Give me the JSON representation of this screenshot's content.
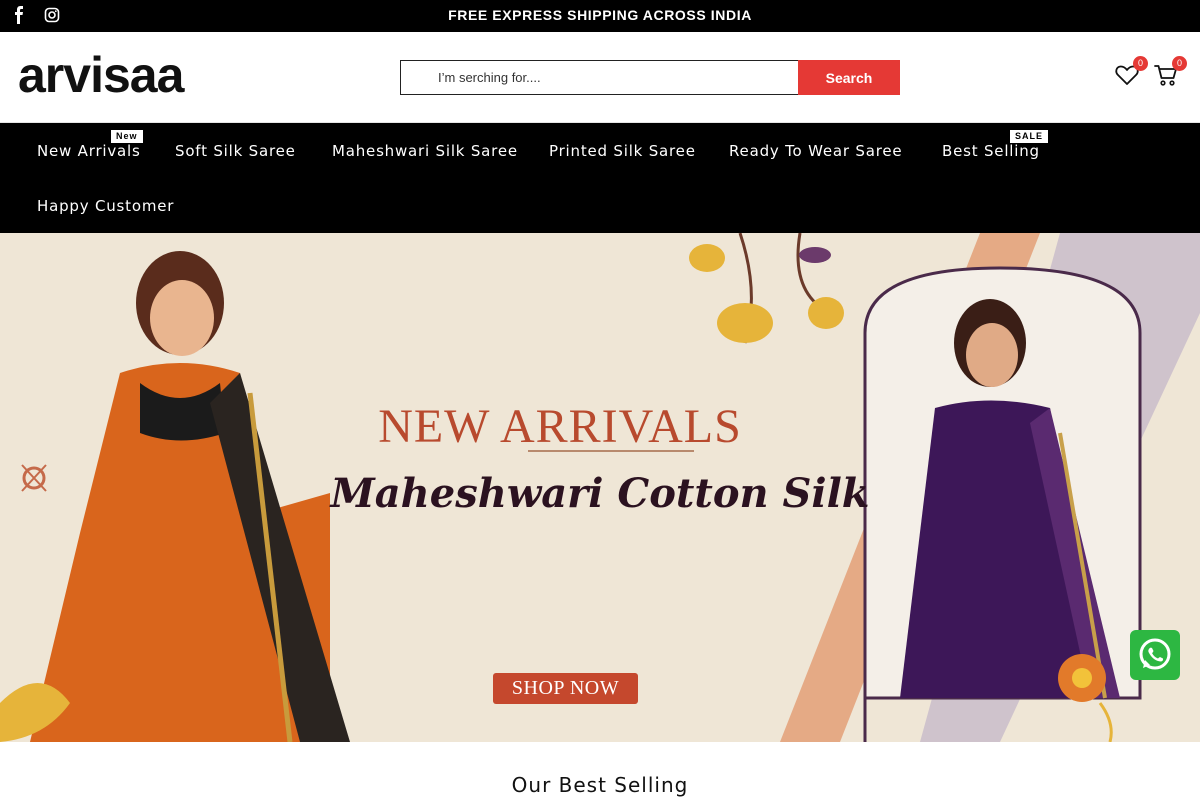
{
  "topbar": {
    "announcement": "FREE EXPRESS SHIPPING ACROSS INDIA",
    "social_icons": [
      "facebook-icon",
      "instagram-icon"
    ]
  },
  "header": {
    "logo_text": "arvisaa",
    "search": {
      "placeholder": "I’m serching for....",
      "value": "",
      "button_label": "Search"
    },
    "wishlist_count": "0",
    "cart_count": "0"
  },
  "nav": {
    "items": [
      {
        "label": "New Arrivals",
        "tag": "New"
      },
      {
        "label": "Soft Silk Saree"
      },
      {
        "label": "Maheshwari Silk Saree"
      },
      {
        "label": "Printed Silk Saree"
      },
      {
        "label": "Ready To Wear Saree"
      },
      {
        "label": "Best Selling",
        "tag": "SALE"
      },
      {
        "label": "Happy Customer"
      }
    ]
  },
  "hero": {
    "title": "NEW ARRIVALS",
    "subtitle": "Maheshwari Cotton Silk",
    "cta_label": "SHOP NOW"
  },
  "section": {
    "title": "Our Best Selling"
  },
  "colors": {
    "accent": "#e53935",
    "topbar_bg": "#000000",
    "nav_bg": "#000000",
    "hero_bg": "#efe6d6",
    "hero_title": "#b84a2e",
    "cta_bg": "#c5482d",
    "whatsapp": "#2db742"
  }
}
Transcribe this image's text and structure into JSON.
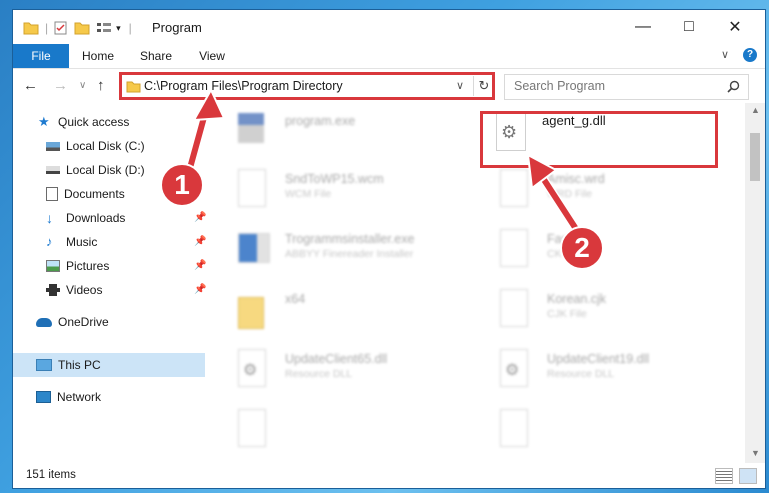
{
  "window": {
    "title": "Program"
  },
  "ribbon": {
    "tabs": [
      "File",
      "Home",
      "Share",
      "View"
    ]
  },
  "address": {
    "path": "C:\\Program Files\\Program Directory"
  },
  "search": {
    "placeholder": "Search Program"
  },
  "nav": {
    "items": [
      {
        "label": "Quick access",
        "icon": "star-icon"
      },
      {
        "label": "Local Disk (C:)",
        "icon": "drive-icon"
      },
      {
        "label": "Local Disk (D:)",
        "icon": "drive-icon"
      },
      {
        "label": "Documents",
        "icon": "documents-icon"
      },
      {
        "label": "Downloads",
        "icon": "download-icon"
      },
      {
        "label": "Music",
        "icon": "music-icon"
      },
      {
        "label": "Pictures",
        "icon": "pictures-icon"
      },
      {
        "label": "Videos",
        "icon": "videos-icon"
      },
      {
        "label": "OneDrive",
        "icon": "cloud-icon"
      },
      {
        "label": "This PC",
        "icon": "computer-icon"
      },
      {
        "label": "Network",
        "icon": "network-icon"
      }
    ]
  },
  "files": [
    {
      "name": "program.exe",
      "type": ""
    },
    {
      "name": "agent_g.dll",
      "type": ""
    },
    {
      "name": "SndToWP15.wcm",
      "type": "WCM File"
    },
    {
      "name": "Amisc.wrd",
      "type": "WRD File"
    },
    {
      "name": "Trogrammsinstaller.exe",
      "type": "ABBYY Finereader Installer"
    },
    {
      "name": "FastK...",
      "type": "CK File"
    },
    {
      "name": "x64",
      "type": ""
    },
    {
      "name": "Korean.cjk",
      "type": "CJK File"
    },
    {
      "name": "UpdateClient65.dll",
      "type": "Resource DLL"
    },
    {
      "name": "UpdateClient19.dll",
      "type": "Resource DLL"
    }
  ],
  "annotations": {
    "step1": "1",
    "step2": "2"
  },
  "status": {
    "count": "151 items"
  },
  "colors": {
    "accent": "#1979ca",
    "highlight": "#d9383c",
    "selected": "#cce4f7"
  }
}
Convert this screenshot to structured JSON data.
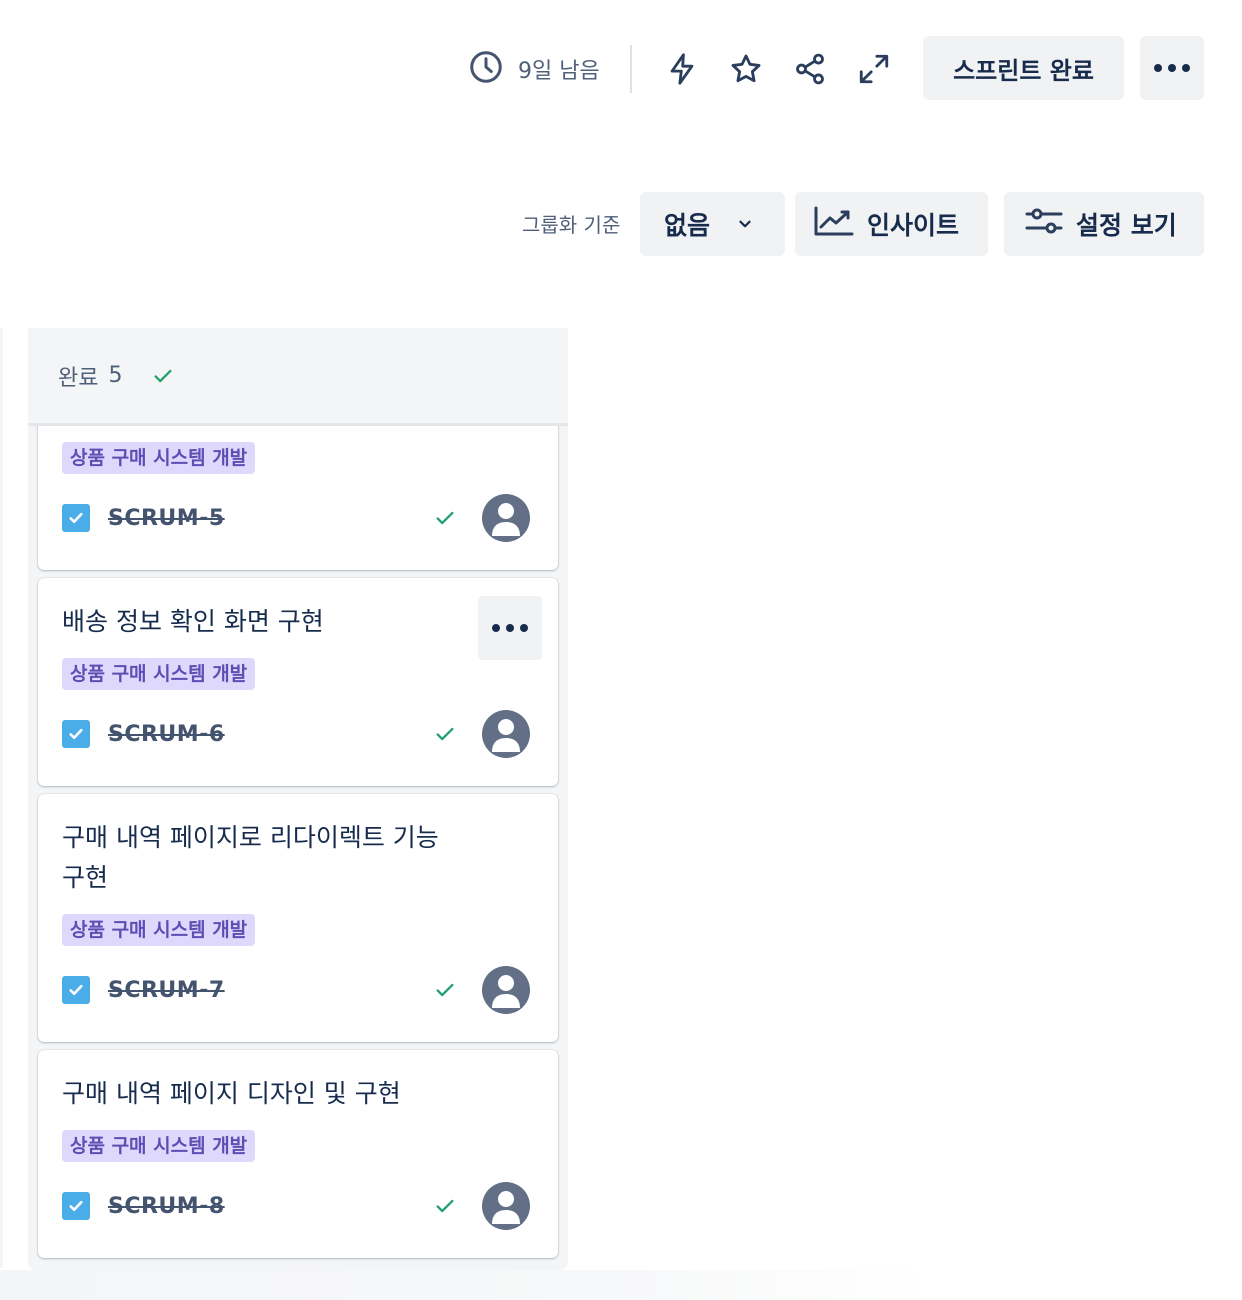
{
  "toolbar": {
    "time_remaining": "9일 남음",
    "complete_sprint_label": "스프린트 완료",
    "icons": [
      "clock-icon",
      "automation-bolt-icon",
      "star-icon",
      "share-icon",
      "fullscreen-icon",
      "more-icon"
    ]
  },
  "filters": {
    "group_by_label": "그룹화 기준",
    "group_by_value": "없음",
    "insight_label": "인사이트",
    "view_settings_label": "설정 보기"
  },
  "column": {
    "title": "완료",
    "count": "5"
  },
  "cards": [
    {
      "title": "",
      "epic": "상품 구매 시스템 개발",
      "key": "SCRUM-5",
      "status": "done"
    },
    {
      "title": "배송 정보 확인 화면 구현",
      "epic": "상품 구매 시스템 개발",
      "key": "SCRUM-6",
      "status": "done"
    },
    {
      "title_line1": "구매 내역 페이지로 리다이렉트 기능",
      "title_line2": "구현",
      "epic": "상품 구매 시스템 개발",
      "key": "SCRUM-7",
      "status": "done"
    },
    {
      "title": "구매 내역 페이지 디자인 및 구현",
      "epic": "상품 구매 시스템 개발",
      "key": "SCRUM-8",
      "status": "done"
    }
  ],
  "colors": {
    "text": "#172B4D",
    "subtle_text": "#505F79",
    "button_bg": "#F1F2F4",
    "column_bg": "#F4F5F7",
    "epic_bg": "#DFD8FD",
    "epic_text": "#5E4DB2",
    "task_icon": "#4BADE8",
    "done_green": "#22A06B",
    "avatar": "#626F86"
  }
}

## Work required
Without including any pictures, output all the entries above exactly.

## Solution to the exercise
Give me the JSON representation of this screenshot's content.
{
  "topbar": {
    "announcement": "FREE EXPRESS SHIPPING ACROSS INDIA",
    "social_icons": [
      "facebook-icon",
      "instagram-icon"
    ]
  },
  "header": {
    "logo_text": "arvisaa",
    "search": {
      "placeholder": "I’m serching for....",
      "value": "",
      "button_label": "Search"
    },
    "wishlist_count": "0",
    "cart_count": "0"
  },
  "nav": {
    "items": [
      {
        "label": "New Arrivals",
        "tag": "New"
      },
      {
        "label": "Soft Silk Saree"
      },
      {
        "label": "Maheshwari Silk Saree"
      },
      {
        "label": "Printed Silk Saree"
      },
      {
        "label": "Ready To Wear Saree"
      },
      {
        "label": "Best Selling",
        "tag": "SALE"
      },
      {
        "label": "Happy Customer"
      }
    ]
  },
  "hero": {
    "title": "NEW ARRIVALS",
    "subtitle": "Maheshwari Cotton Silk",
    "cta_label": "SHOP NOW"
  },
  "section": {
    "title": "Our Best Selling"
  },
  "colors": {
    "accent": "#e53935",
    "topbar_bg": "#000000",
    "nav_bg": "#000000",
    "hero_bg": "#efe6d6",
    "hero_title": "#b84a2e",
    "cta_bg": "#c5482d",
    "whatsapp": "#2db742"
  }
}
Transcribe this image's text and structure into JSON.
{
  "window": {
    "title": "Program"
  },
  "ribbon": {
    "tabs": [
      "File",
      "Home",
      "Share",
      "View"
    ]
  },
  "address": {
    "path": "C:\\Program Files\\Program Directory"
  },
  "search": {
    "placeholder": "Search Program"
  },
  "nav": {
    "items": [
      {
        "label": "Quick access",
        "icon": "star-icon"
      },
      {
        "label": "Local Disk (C:)",
        "icon": "drive-icon"
      },
      {
        "label": "Local Disk (D:)",
        "icon": "drive-icon"
      },
      {
        "label": "Documents",
        "icon": "documents-icon"
      },
      {
        "label": "Downloads",
        "icon": "download-icon"
      },
      {
        "label": "Music",
        "icon": "music-icon"
      },
      {
        "label": "Pictures",
        "icon": "pictures-icon"
      },
      {
        "label": "Videos",
        "icon": "videos-icon"
      },
      {
        "label": "OneDrive",
        "icon": "cloud-icon"
      },
      {
        "label": "This PC",
        "icon": "computer-icon"
      },
      {
        "label": "Network",
        "icon": "network-icon"
      }
    ]
  },
  "files": [
    {
      "name": "program.exe",
      "type": ""
    },
    {
      "name": "agent_g.dll",
      "type": ""
    },
    {
      "name": "SndToWP15.wcm",
      "type": "WCM File"
    },
    {
      "name": "Amisc.wrd",
      "type": "WRD File"
    },
    {
      "name": "Trogrammsinstaller.exe",
      "type": "ABBYY Finereader Installer"
    },
    {
      "name": "FastK...",
      "type": "CK File"
    },
    {
      "name": "x64",
      "type": ""
    },
    {
      "name": "Korean.cjk",
      "type": "CJK File"
    },
    {
      "name": "UpdateClient65.dll",
      "type": "Resource DLL"
    },
    {
      "name": "UpdateClient19.dll",
      "type": "Resource DLL"
    }
  ],
  "annotations": {
    "step1": "1",
    "step2": "2"
  },
  "status": {
    "count": "151 items"
  },
  "colors": {
    "accent": "#1979ca",
    "highlight": "#d9383c",
    "selected": "#cce4f7"
  }
}
Convert this screenshot to structured JSON data.
{
  "toolbar": {
    "time_remaining": "9일 남음",
    "complete_sprint_label": "스프린트 완료",
    "icons": [
      "clock-icon",
      "automation-bolt-icon",
      "star-icon",
      "share-icon",
      "fullscreen-icon",
      "more-icon"
    ]
  },
  "filters": {
    "group_by_label": "그룹화 기준",
    "group_by_value": "없음",
    "insight_label": "인사이트",
    "view_settings_label": "설정 보기"
  },
  "column": {
    "title": "완료",
    "count": "5"
  },
  "cards": [
    {
      "title": "",
      "epic": "상품 구매 시스템 개발",
      "key": "SCRUM-5",
      "status": "done"
    },
    {
      "title": "배송 정보 확인 화면 구현",
      "epic": "상품 구매 시스템 개발",
      "key": "SCRUM-6",
      "status": "done"
    },
    {
      "title_line1": "구매 내역 페이지로 리다이렉트 기능",
      "title_line2": "구현",
      "epic": "상품 구매 시스템 개발",
      "key": "SCRUM-7",
      "status": "done"
    },
    {
      "title": "구매 내역 페이지 디자인 및 구현",
      "epic": "상품 구매 시스템 개발",
      "key": "SCRUM-8",
      "status": "done"
    }
  ],
  "colors": {
    "text": "#172B4D",
    "subtle_text": "#505F79",
    "button_bg": "#F1F2F4",
    "column_bg": "#F4F5F7",
    "epic_bg": "#DFD8FD",
    "epic_text": "#5E4DB2",
    "task_icon": "#4BADE8",
    "done_green": "#22A06B",
    "avatar": "#626F86"
  }
}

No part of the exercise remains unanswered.